### SUA TAREFA
Transcreva fielmente a passagem do texto sobre o ecumenismo que começa em "Por parte da" e termina em "de outro modo.", incluindo ambos os trechos.

### TRECHO DO TEXTO
⟨


            A história avançou e houve esforços de unidade, mas também ataques.  Houve guerras de religião em que se matava em nome de Deus e empreendimento ideológicos e políticos unilaterais, nos quais tristemente cristãos chegaram a considerar prestar um serviço a Deus eliminando os que professavam religiões diferentes. E houve um momento em que os próprios cristãos se dividiram, permanecendo em campos opostos e considerando hereges e apóstatas os que entendiam e viviam a fé cristã em outros termos. 

            A partir dessa divisão entre cristãos surgiu o movimento ecumênico moderno, que fomentou o diálogo e a cooperação entre os cristãos, para fazer frente à evangelização em um mundo sempre mais secularizado e mais plural. O ecumenismo tornou-se uma iniciativa entre diversas denominações cristãs, na busca do diálogo e da unidade, de superar divergências e divisões históricas, culturais e mesmo doutrinais.  Para isso, houve muito trabalho para aceitação da diversidade entre as igrejas já que todas buscam encontrar em Cristo seu ponto de unidade.  Professam um só Credo, recebem um só Batismo, e veem cada vez com maior clareza que estar divididos é um escândalo e um contratestemunho. 

            Por parte da Igreja Católica, o Concílio Vaticano II é um marco por assumir para dentro do magistério oficial da Igreja Católica Romana o desejo e o compromisso de aproximar-se sempre mais dos irmãos que adoram o mesmo Deus e reconhecem como Senhor o mesmo Cristo.  Porém, mais longe ainda foi o Concílio, acompanhando  um movimento que já se fazia sentir no campo religioso como um todo e na sociedade.  Compreendeu que a caminhada ecumênica implica passar mesmo as fronteiras do cristianismo como tal e abraçar as outras religiões, que nomeiam Deus de forma diferente e organizam sua fé de outro modo. 

            O ecumenismo, portanto, nestas quase seis décadas que nos separam do Concílio Vaticano II, se alarga sempre mais, convertendo-se progressivamente em um macro ecumenismo.  Com isso nada mais faz do que seguir fielmente o que o texto do documento mais importante do evento conciliar, a Constituição Gaudium et Spes diz: a Igreja quer ser perita em humanidade e não deseja que nada de humano lhe seja estranho.  Portanto, para fazer um mundo habitado pelos filhos de Deus é preciso ampliar o horizonte além mesmo das fronteiras institucionais e religiosas e ir ao ser humano. 

            A Campanha da Fraternidade, lançada todos os anos pela CNBB durante o período da Quaresma, traz este ano uma bela novidade.  Não apenas seu tema é o ecumenismo pensado amplamente, em termos de uma inclusão universal que conduza toda a humanidade à paz verdadeira cuja fonte é Cristo.  Mas ela é ecumênica desde as origens.  Seu texto base foi pensado e preparado por uma equipe ecumênica, sob a responsabilidade do Conic (Conselho Nacional de Igrejas Cristãs).

⟩

### TRECHOS DOS REGISTROS

⟨

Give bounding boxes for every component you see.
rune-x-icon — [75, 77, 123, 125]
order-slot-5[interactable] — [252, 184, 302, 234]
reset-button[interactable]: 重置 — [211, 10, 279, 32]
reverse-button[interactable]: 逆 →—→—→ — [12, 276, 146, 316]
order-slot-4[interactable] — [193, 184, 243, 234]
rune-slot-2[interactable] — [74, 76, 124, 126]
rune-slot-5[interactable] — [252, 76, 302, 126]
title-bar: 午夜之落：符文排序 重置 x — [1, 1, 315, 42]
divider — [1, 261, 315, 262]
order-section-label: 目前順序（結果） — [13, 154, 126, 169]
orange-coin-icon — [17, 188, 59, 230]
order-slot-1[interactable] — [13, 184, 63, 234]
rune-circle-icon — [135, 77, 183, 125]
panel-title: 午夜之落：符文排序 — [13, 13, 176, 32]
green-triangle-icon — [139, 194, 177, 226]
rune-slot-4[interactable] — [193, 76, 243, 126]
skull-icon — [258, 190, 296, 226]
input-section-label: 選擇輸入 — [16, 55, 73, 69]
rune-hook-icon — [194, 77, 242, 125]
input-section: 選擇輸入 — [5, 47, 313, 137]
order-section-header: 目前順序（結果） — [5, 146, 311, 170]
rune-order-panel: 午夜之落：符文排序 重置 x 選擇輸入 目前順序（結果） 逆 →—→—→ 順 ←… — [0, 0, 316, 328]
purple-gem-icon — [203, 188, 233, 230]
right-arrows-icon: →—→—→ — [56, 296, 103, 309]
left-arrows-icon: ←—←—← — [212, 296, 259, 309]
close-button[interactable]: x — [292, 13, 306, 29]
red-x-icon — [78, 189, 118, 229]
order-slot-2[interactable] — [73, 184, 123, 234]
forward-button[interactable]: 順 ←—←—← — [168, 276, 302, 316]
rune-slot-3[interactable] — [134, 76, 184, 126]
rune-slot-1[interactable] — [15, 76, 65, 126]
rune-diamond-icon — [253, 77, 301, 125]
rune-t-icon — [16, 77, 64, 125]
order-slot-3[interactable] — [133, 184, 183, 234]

⟩

### SUA RESPOSTA
Por parte da Igreja Católica, o Concílio Vaticano II é um marco por assumir para dentro do magistério oficial da Igreja Católica Romana o desejo e o compromisso de aproximar-se sempre mais dos irmãos que adoram o mesmo Deus e reconhecem como Senhor o mesmo Cristo.  Porém, mais longe ainda foi o Concílio, acompanhando  um movimento que já se fazia sentir no campo religioso como um todo e na sociedade.  Compreendeu que a caminhada ecumênica implica passar mesmo as fronteiras do cristianismo como tal e abraçar as outras religiões, que nomeiam Deus de forma diferente e organizam sua fé de outro modo.